== SELECTION ==
Cooking well

The meals served daily are planned to follow a sustainable, flexitarian food plan made up of 4 cycles of seasonal menus. This plan pursues several objectives: respect for product seasonality, nutritional balance, food discovery, taste education, organoleptic quality (flavor, smell, appearance, texture and consistency) of the dishes offered, and integration of the child into his or her territory through food.
Another central point: dishes are prepared in the central kitchen around the "home-made" promise. The city of Montpellier will be equipped with a new central kitchen by 2028, as part of the Cité de l'Alimentation project. It will have a production capacity of 18,000 organic/local meals a day. The future kitchen will be located next to the station market, in the Restanque district.
Explain

The City of Montpellier is committed to deploying its policy by involving the various stakeholders. To achieve this, several actions are being taken:
- Taking into account the opinions formulated by the school catering monitoring committee, chaired by the deputy delegate for food policy and urban agriculture and made up of researchers, associations, producers, industry players, teachers, parent representatives, catering professionals, central kitchen staff and schools.
- Tour of the central kitchen by the children's municipal council, who are working on projects linked to school catering (construction of a questionnaire, menu names...).
===
== TASK DATA ==
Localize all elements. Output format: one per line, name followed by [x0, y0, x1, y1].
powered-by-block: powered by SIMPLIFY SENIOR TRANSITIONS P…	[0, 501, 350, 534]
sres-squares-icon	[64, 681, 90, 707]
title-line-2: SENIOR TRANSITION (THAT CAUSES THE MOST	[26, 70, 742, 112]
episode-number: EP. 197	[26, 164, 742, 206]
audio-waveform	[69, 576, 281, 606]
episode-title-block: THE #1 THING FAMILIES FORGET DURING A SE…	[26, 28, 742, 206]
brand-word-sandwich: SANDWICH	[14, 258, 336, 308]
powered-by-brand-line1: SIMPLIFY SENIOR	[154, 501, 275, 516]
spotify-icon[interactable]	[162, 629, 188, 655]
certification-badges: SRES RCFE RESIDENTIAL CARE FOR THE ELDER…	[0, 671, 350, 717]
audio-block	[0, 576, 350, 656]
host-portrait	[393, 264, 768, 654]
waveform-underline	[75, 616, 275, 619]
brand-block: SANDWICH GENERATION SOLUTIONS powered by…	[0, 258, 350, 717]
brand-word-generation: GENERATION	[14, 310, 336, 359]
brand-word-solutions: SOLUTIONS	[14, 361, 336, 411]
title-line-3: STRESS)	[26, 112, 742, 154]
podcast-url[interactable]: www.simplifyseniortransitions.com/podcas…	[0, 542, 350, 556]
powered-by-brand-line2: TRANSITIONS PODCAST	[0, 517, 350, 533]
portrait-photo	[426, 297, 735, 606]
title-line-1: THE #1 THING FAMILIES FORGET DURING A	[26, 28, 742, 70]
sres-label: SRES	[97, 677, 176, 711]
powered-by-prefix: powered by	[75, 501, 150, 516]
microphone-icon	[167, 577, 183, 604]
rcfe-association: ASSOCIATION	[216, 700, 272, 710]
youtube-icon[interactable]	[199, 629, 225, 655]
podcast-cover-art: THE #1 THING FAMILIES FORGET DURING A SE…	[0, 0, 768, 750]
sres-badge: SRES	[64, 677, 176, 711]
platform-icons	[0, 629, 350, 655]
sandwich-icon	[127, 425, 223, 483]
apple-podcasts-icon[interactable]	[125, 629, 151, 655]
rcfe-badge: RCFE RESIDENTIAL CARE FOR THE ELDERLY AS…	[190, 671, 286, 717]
===
PROBLEMS AND TASKS
1. Can you print the passage of the school catering text starting with "The meals served" and going on through "territory through food.", word for word?
2. Could you output the listing's lines verbatim, starting with its very first line and going on through the line with "629, 188, 655]"?

ANSWER SET
1.
The meals served daily are planned to follow a sustainable, flexitarian food plan made up of 4 cycles of seasonal menus. This plan pursues several objectives: respect for product seasonality, nutritional balance, food discovery, taste education, organoleptic quality (flavor, smell, appearance, texture and consistency) of the dishes offered, and integration of the child into his or her territory through food.

2.
Localize all elements. Output format: one per line, name followed by [x0, y0, x1, y1].
powered-by-block: powered by SIMPLIFY SENIOR TRANSITIONS P…	[0, 501, 350, 534]
sres-squares-icon	[64, 681, 90, 707]
title-line-2: SENIOR TRANSITION (THAT CAUSES THE MOST	[26, 70, 742, 112]
episode-number: EP. 197	[26, 164, 742, 206]
audio-waveform	[69, 576, 281, 606]
episode-title-block: THE #1 THING FAMILIES FORGET DURING A SE…	[26, 28, 742, 206]
brand-word-sandwich: SANDWICH	[14, 258, 336, 308]
powered-by-brand-line1: SIMPLIFY SENIOR	[154, 501, 275, 516]
spotify-icon[interactable]	[162, 629, 188, 655]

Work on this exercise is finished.